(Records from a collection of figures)
* * * *
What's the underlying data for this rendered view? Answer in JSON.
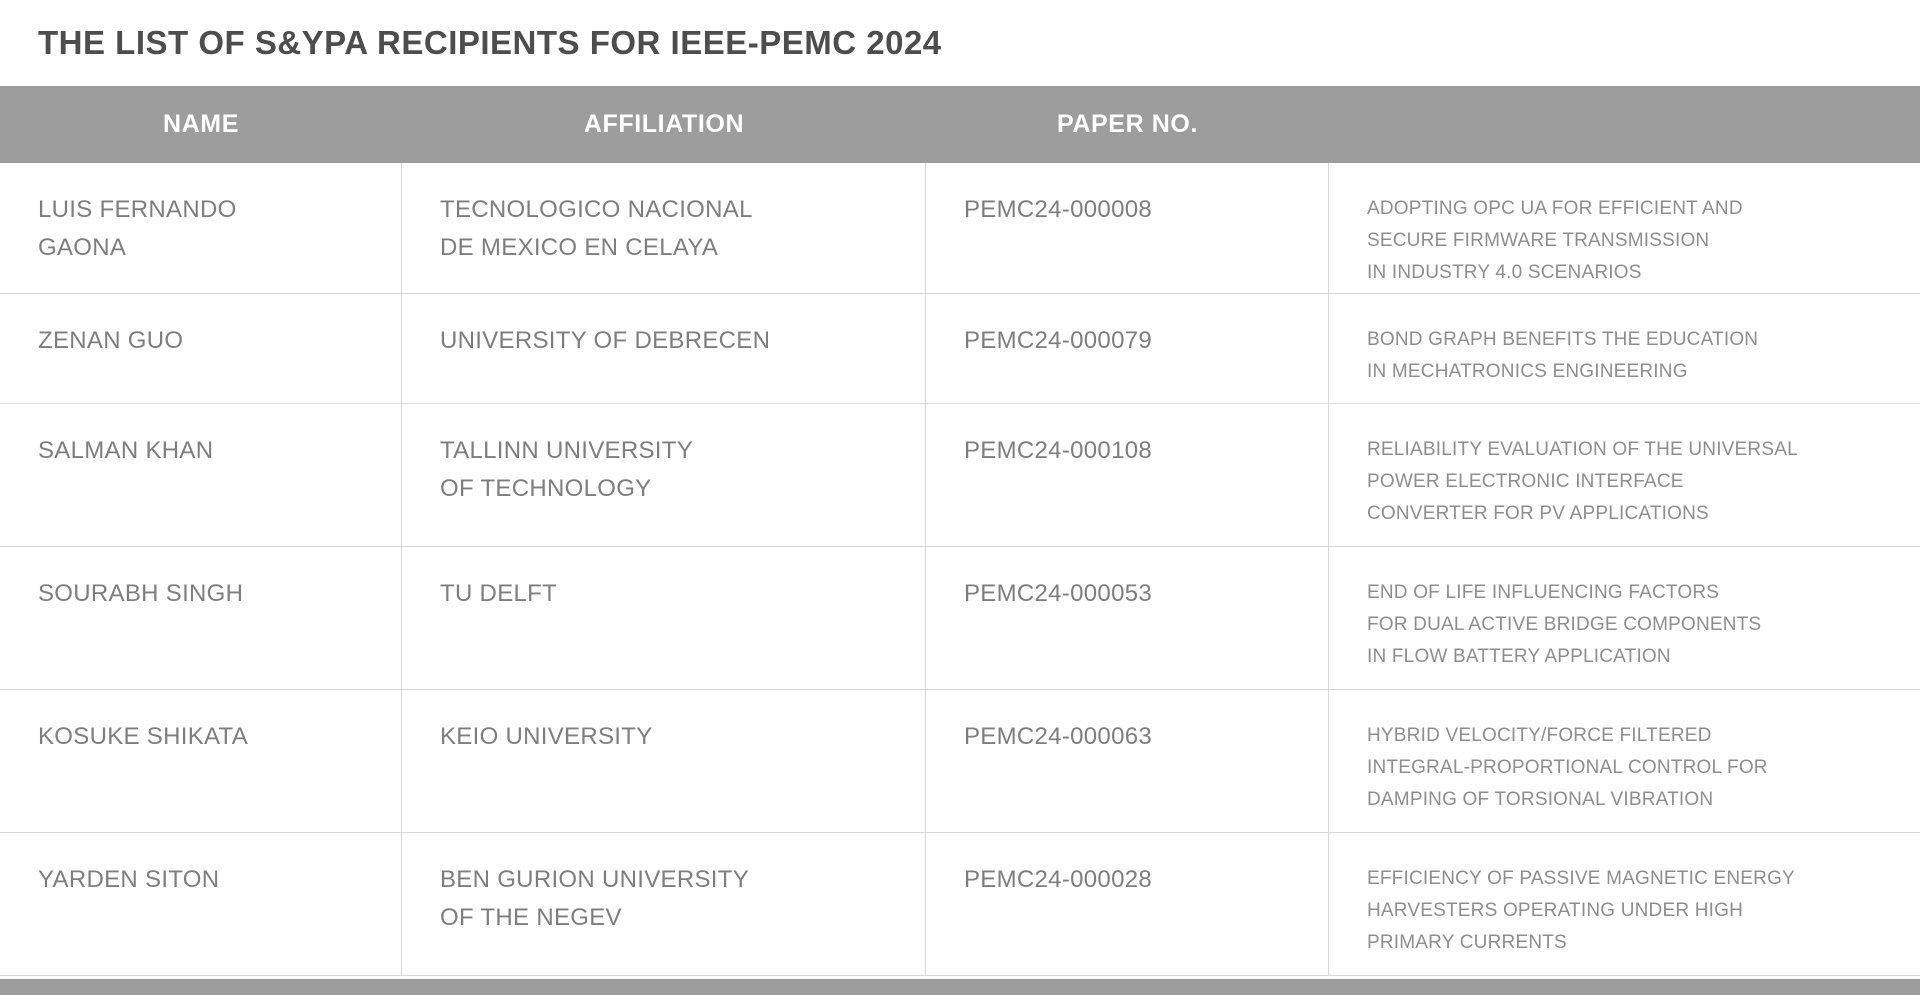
{
  "page": {
    "title": "THE LIST OF S&YPA RECIPIENTS FOR IEEE-PEMC 2024"
  },
  "colors": {
    "header_bg": "#9d9d9d",
    "header_text": "#ffffff",
    "title_text": "#4d4d4d",
    "body_text": "#7e7e7e",
    "paper_title_text": "#8e8e8e",
    "border": "#d8d8d8",
    "page_bg": "#ffffff"
  },
  "table": {
    "headers": [
      "NAME",
      "AFFILIATION",
      "PAPER NO."
    ],
    "rows": [
      {
        "name": "LUIS FERNANDO\nGAONA",
        "affiliation": "TECNOLOGICO NACIONAL\nDE MEXICO EN CELAYA",
        "paper_no": "PEMC24-000008",
        "paper_title": "ADOPTING OPC UA FOR EFFICIENT AND\nSECURE FIRMWARE TRANSMISSION\nIN INDUSTRY 4.0 SCENARIOS"
      },
      {
        "name": "ZENAN GUO",
        "affiliation": "UNIVERSITY OF DEBRECEN",
        "paper_no": "PEMC24-000079",
        "paper_title": "BOND GRAPH BENEFITS THE EDUCATION\nIN MECHATRONICS ENGINEERING"
      },
      {
        "name": "SALMAN KHAN",
        "affiliation": "TALLINN UNIVERSITY\nOF TECHNOLOGY",
        "paper_no": "PEMC24-000108",
        "paper_title": "RELIABILITY EVALUATION OF THE UNIVERSAL\nPOWER ELECTRONIC INTERFACE\nCONVERTER FOR PV APPLICATIONS"
      },
      {
        "name": "SOURABH SINGH",
        "affiliation": "TU DELFT",
        "paper_no": "PEMC24-000053",
        "paper_title": "END OF LIFE INFLUENCING FACTORS\nFOR DUAL ACTIVE BRIDGE COMPONENTS\nIN FLOW BATTERY APPLICATION"
      },
      {
        "name": "KOSUKE SHIKATA",
        "affiliation": "KEIO UNIVERSITY",
        "paper_no": "PEMC24-000063",
        "paper_title": "HYBRID VELOCITY/FORCE FILTERED\nINTEGRAL-PROPORTIONAL CONTROL FOR\nDAMPING OF TORSIONAL VIBRATION"
      },
      {
        "name": "YARDEN SITON",
        "affiliation": "BEN GURION UNIVERSITY\nOF THE NEGEV",
        "paper_no": "PEMC24-000028",
        "paper_title": "EFFICIENCY OF PASSIVE MAGNETIC ENERGY\nHARVESTERS OPERATING UNDER HIGH\nPRIMARY CURRENTS"
      }
    ]
  }
}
* * * *
**Work to complete**
Repeat the records above exactly, leaving out any pictures they contain.

**Response to the exercise**
What's the underlying data for this rendered view? Answer in JSON.
{
  "page": {
    "title": "THE LIST OF S&YPA RECIPIENTS FOR IEEE-PEMC 2024"
  },
  "colors": {
    "header_bg": "#9d9d9d",
    "header_text": "#ffffff",
    "title_text": "#4d4d4d",
    "body_text": "#7e7e7e",
    "paper_title_text": "#8e8e8e",
    "border": "#d8d8d8",
    "page_bg": "#ffffff"
  },
  "table": {
    "headers": [
      "NAME",
      "AFFILIATION",
      "PAPER NO."
    ],
    "rows": [
      {
        "name": "LUIS FERNANDO\nGAONA",
        "affiliation": "TECNOLOGICO NACIONAL\nDE MEXICO EN CELAYA",
        "paper_no": "PEMC24-000008",
        "paper_title": "ADOPTING OPC UA FOR EFFICIENT AND\nSECURE FIRMWARE TRANSMISSION\nIN INDUSTRY 4.0 SCENARIOS"
      },
      {
        "name": "ZENAN GUO",
        "affiliation": "UNIVERSITY OF DEBRECEN",
        "paper_no": "PEMC24-000079",
        "paper_title": "BOND GRAPH BENEFITS THE EDUCATION\nIN MECHATRONICS ENGINEERING"
      },
      {
        "name": "SALMAN KHAN",
        "affiliation": "TALLINN UNIVERSITY\nOF TECHNOLOGY",
        "paper_no": "PEMC24-000108",
        "paper_title": "RELIABILITY EVALUATION OF THE UNIVERSAL\nPOWER ELECTRONIC INTERFACE\nCONVERTER FOR PV APPLICATIONS"
      },
      {
        "name": "SOURABH SINGH",
        "affiliation": "TU DELFT",
        "paper_no": "PEMC24-000053",
        "paper_title": "END OF LIFE INFLUENCING FACTORS\nFOR DUAL ACTIVE BRIDGE COMPONENTS\nIN FLOW BATTERY APPLICATION"
      },
      {
        "name": "KOSUKE SHIKATA",
        "affiliation": "KEIO UNIVERSITY",
        "paper_no": "PEMC24-000063",
        "paper_title": "HYBRID VELOCITY/FORCE FILTERED\nINTEGRAL-PROPORTIONAL CONTROL FOR\nDAMPING OF TORSIONAL VIBRATION"
      },
      {
        "name": "YARDEN SITON",
        "affiliation": "BEN GURION UNIVERSITY\nOF THE NEGEV",
        "paper_no": "PEMC24-000028",
        "paper_title": "EFFICIENCY OF PASSIVE MAGNETIC ENERGY\nHARVESTERS OPERATING UNDER HIGH\nPRIMARY CURRENTS"
      }
    ]
  }
}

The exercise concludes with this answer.